#### [Instructions to follow]
Below are the records. List every line holding the word "database".

Collected data entries
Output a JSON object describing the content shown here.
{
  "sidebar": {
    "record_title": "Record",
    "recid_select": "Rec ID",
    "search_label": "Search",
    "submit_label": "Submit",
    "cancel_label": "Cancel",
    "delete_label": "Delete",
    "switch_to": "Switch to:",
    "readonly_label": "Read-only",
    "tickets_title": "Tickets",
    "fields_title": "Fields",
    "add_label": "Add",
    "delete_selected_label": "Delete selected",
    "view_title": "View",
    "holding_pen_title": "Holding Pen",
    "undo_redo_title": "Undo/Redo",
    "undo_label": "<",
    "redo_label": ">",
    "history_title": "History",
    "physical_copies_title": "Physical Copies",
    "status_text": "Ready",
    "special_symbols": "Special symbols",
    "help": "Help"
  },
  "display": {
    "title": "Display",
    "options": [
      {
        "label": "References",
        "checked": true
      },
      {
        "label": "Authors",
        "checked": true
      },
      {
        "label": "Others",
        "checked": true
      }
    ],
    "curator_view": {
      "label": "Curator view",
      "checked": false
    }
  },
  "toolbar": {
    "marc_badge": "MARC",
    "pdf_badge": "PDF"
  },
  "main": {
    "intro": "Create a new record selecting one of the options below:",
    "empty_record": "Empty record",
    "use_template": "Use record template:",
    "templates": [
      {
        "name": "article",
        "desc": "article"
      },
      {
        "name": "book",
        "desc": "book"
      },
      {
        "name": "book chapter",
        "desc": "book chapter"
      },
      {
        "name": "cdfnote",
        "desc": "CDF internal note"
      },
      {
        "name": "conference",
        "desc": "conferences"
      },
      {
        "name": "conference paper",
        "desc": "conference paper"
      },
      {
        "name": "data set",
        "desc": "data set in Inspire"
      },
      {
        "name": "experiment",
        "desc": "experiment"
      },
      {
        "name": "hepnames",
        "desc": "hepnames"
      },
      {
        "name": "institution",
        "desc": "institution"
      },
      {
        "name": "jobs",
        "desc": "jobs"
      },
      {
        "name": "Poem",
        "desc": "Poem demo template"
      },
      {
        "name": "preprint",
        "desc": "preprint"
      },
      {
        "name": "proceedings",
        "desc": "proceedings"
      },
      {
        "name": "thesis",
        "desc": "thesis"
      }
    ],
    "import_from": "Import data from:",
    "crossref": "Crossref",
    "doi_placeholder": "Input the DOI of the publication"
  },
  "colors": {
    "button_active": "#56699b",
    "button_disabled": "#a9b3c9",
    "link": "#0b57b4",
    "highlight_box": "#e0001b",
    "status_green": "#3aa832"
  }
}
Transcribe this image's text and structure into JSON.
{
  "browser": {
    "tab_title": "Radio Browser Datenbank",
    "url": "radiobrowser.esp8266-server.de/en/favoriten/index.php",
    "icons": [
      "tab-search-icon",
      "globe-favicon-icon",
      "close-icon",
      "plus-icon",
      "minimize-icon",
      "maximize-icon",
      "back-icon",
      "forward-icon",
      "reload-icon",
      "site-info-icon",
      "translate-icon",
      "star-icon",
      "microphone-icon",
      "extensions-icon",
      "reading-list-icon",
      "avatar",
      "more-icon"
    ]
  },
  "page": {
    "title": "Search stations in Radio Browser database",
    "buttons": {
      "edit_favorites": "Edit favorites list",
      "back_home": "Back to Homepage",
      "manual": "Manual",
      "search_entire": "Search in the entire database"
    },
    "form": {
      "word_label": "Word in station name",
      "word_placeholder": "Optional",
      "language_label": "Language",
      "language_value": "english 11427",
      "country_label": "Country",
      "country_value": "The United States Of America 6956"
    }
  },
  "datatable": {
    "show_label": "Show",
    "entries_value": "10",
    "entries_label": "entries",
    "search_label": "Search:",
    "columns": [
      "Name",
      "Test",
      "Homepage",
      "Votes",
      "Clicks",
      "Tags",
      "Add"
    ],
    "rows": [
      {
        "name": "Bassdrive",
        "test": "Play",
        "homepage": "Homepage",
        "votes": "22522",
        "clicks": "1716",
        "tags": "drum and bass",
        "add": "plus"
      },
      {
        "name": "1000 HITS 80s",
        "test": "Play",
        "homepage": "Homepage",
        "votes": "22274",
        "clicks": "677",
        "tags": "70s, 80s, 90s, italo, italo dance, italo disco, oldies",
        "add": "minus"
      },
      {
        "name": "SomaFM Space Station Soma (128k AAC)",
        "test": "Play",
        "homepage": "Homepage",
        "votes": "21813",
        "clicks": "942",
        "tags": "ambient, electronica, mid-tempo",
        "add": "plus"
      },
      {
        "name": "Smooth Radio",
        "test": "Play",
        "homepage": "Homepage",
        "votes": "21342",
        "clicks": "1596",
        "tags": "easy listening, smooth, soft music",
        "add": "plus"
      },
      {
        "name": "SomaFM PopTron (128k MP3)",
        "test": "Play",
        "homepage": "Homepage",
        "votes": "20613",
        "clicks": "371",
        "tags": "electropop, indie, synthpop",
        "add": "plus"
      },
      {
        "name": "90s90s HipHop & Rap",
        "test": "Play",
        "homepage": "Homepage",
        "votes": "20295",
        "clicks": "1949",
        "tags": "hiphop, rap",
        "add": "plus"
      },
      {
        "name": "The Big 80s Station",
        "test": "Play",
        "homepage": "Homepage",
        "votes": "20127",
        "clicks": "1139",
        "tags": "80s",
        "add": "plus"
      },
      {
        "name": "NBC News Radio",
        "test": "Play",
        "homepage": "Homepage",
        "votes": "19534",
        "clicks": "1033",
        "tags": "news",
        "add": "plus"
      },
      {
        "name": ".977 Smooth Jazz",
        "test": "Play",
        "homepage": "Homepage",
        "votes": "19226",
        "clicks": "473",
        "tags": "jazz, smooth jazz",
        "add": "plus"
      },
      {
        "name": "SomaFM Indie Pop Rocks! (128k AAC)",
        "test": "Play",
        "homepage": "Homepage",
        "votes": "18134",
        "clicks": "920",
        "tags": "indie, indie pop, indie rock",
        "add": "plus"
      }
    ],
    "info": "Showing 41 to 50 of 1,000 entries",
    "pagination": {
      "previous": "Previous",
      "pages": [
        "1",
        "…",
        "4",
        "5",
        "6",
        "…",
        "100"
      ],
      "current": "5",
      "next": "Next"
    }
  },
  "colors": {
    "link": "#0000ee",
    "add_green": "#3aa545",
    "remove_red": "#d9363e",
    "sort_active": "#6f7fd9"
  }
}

#### [Solution for this exercise]
    "title": "Search stations in Radio Browser database",
      "search_entire": "Search in the entire database"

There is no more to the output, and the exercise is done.